Problem –
Copy out all the entries exactly.

==== Rows ====

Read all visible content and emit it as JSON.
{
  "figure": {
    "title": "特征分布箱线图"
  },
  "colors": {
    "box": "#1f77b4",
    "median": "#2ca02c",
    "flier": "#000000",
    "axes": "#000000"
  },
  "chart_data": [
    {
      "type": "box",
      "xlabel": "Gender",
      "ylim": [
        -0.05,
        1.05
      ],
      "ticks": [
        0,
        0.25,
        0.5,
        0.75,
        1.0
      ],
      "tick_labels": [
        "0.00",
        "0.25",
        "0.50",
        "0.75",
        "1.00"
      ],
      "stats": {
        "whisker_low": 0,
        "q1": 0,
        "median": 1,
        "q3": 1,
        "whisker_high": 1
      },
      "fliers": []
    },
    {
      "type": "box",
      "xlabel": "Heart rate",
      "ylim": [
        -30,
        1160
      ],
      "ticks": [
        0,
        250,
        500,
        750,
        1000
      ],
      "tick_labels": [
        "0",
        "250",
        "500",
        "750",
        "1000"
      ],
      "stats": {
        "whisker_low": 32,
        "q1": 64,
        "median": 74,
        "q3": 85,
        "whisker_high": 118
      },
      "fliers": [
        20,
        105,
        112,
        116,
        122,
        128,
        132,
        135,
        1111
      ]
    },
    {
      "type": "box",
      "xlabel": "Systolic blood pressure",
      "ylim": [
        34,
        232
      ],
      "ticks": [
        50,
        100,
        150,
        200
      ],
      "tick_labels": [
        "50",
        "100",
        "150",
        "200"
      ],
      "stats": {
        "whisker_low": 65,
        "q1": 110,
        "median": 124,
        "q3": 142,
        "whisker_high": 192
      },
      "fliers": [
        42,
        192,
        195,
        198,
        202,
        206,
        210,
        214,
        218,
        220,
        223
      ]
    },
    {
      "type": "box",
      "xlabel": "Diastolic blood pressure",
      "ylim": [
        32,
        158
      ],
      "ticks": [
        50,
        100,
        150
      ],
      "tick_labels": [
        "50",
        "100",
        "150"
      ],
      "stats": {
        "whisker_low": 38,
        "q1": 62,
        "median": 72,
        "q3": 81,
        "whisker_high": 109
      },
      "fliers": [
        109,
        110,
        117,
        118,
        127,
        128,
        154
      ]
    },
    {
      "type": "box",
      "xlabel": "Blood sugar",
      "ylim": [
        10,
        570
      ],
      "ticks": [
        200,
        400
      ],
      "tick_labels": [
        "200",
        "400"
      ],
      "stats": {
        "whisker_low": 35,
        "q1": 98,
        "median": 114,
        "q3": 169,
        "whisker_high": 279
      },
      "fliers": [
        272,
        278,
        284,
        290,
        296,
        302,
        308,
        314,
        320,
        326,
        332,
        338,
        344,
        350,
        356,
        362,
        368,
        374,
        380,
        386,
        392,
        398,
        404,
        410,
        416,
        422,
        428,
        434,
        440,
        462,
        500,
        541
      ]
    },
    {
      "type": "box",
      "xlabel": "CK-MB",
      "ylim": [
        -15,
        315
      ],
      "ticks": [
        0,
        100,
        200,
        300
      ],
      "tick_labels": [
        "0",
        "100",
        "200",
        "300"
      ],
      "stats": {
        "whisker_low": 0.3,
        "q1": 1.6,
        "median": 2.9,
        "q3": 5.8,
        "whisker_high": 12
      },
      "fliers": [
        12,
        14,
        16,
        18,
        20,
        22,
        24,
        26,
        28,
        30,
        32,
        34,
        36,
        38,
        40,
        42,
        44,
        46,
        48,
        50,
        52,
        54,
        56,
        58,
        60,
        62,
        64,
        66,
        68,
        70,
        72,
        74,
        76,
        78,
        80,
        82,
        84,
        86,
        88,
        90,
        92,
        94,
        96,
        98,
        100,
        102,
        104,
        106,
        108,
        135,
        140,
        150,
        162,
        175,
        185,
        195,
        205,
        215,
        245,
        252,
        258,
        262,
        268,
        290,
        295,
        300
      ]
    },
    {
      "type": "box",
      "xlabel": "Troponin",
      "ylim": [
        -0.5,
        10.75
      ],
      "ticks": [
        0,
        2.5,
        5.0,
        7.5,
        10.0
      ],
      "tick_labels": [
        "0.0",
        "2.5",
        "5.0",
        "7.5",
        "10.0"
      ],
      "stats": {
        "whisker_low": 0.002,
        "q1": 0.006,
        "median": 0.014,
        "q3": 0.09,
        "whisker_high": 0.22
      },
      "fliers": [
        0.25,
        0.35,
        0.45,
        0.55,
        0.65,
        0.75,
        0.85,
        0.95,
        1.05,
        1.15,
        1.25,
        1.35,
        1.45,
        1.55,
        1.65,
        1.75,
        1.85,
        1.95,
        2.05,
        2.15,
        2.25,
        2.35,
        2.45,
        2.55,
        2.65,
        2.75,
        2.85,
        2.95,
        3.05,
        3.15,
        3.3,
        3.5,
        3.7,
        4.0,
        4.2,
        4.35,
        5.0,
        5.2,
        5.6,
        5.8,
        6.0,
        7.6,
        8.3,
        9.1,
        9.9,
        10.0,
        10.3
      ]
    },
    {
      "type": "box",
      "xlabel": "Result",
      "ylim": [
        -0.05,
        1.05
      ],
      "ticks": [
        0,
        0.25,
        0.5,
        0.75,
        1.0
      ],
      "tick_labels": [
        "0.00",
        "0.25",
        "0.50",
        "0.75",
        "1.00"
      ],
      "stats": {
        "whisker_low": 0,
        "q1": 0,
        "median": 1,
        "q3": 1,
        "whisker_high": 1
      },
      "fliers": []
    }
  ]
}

====

Solved problem –
Read all visible content and emit it as JSON.
{
  "figure": {
    "title": "特征分布箱线图"
  },
  "colors": {
    "box": "#1f77b4",
    "median": "#2ca02c",
    "flier": "#000000",
    "axes": "#000000"
  },
  "chart_data": [
    {
      "type": "box",
      "xlabel": "Gender",
      "ylim": [
        -0.05,
        1.05
      ],
      "ticks": [
        0,
        0.25,
        0.5,
        0.75,
        1.0
      ],
      "tick_labels": [
        "0.00",
        "0.25",
        "0.50",
        "0.75",
        "1.00"
      ],
      "stats": {
        "whisker_low": 0,
        "q1": 0,
        "median": 1,
        "q3": 1,
        "whisker_high": 1
      },
      "fliers": []
    },
    {
      "type": "box",
      "xlabel": "Heart rate",
      "ylim": [
        -30,
        1160
      ],
      "ticks": [
        0,
        250,
        500,
        750,
        1000
      ],
      "tick_labels": [
        "0",
        "250",
        "500",
        "750",
        "1000"
      ],
      "stats": {
        "whisker_low": 32,
        "q1": 64,
        "median": 74,
        "q3": 85,
        "whisker_high": 118
      },
      "fliers": [
        20,
        105,
        112,
        116,
        122,
        128,
        132,
        135,
        1111
      ]
    },
    {
      "type": "box",
      "xlabel": "Systolic blood pressure",
      "ylim": [
        34,
        232
      ],
      "ticks": [
        50,
        100,
        150,
        200
      ],
      "tick_labels": [
        "50",
        "100",
        "150",
        "200"
      ],
      "stats": {
        "whisker_low": 65,
        "q1": 110,
        "median": 124,
        "q3": 142,
        "whisker_high": 192
      },
      "fliers": [
        42,
        192,
        195,
        198,
        202,
        206,
        210,
        214,
        218,
        220,
        223
      ]
    },
    {
      "type": "box",
      "xlabel": "Diastolic blood pressure",
      "ylim": [
        32,
        158
      ],
      "ticks": [
        50,
        100,
        150
      ],
      "tick_labels": [
        "50",
        "100",
        "150"
      ],
      "stats": {
        "whisker_low": 38,
        "q1": 62,
        "median": 72,
        "q3": 81,
        "whisker_high": 109
      },
      "fliers": [
        109,
        110,
        117,
        118,
        127,
        128,
        154
      ]
    },
    {
      "type": "box",
      "xlabel": "Blood sugar",
      "ylim": [
        10,
        570
      ],
      "ticks": [
        200,
        400
      ],
      "tick_labels": [
        "200",
        "400"
      ],
      "stats": {
        "whisker_low": 35,
        "q1": 98,
        "median": 114,
        "q3": 169,
        "whisker_high": 279
      },
      "fliers": [
        272,
        278,
        284,
        290,
        296,
        302,
        308,
        314,
        320,
        326,
        332,
        338,
        344,
        350,
        356,
        362,
        368,
        374,
        380,
        386,
        392,
        398,
        404,
        410,
        416,
        422,
        428,
        434,
        440,
        462,
        500,
        541
      ]
    },
    {
      "type": "box",
      "xlabel": "CK-MB",
      "ylim": [
        -15,
        315
      ],
      "ticks": [
        0,
        100,
        200,
        300
      ],
      "tick_labels": [
        "0",
        "100",
        "200",
        "300"
      ],
      "stats": {
        "whisker_low": 0.3,
        "q1": 1.6,
        "median": 2.9,
        "q3": 5.8,
        "whisker_high": 12
      },
      "fliers": [
        12,
        14,
        16,
        18,
        20,
        22,
        24,
        26,
        28,
        30,
        32,
        34,
        36,
        38,
        40,
        42,
        44,
        46,
        48,
        50,
        52,
        54,
        56,
        58,
        60,
        62,
        64,
        66,
        68,
        70,
        72,
        74,
        76,
        78,
        80,
        82,
        84,
        86,
        88,
        90,
        92,
        94,
        96,
        98,
        100,
        102,
        104,
        106,
        108,
        135,
        140,
        150,
        162,
        175,
        185,
        195,
        205,
        215,
        245,
        252,
        258,
        262,
        268,
        290,
        295,
        300
      ]
    },
    {
      "type": "box",
      "xlabel": "Troponin",
      "ylim": [
        -0.5,
        10.75
      ],
      "ticks": [
        0,
        2.5,
        5.0,
        7.5,
        10.0
      ],
      "tick_labels": [
        "0.0",
        "2.5",
        "5.0",
        "7.5",
        "10.0"
      ],
      "stats": {
        "whisker_low": 0.002,
        "q1": 0.006,
        "median": 0.014,
        "q3": 0.09,
        "whisker_high": 0.22
      },
      "fliers": [
        0.25,
        0.35,
        0.45,
        0.55,
        0.65,
        0.75,
        0.85,
        0.95,
        1.05,
        1.15,
        1.25,
        1.35,
        1.45,
        1.55,
        1.65,
        1.75,
        1.85,
        1.95,
        2.05,
        2.15,
        2.25,
        2.35,
        2.45,
        2.55,
        2.65,
        2.75,
        2.85,
        2.95,
        3.05,
        3.15,
        3.3,
        3.5,
        3.7,
        4.0,
        4.2,
        4.35,
        5.0,
        5.2,
        5.6,
        5.8,
        6.0,
        7.6,
        8.3,
        9.1,
        9.9,
        10.0,
        10.3
      ]
    },
    {
      "type": "box",
      "xlabel": "Result",
      "ylim": [
        -0.05,
        1.05
      ],
      "ticks": [
        0,
        0.25,
        0.5,
        0.75,
        1.0
      ],
      "tick_labels": [
        "0.00",
        "0.25",
        "0.50",
        "0.75",
        "1.00"
      ],
      "stats": {
        "whisker_low": 0,
        "q1": 0,
        "median": 1,
        "q3": 1,
        "whisker_high": 1
      },
      "fliers": []
    }
  ]
}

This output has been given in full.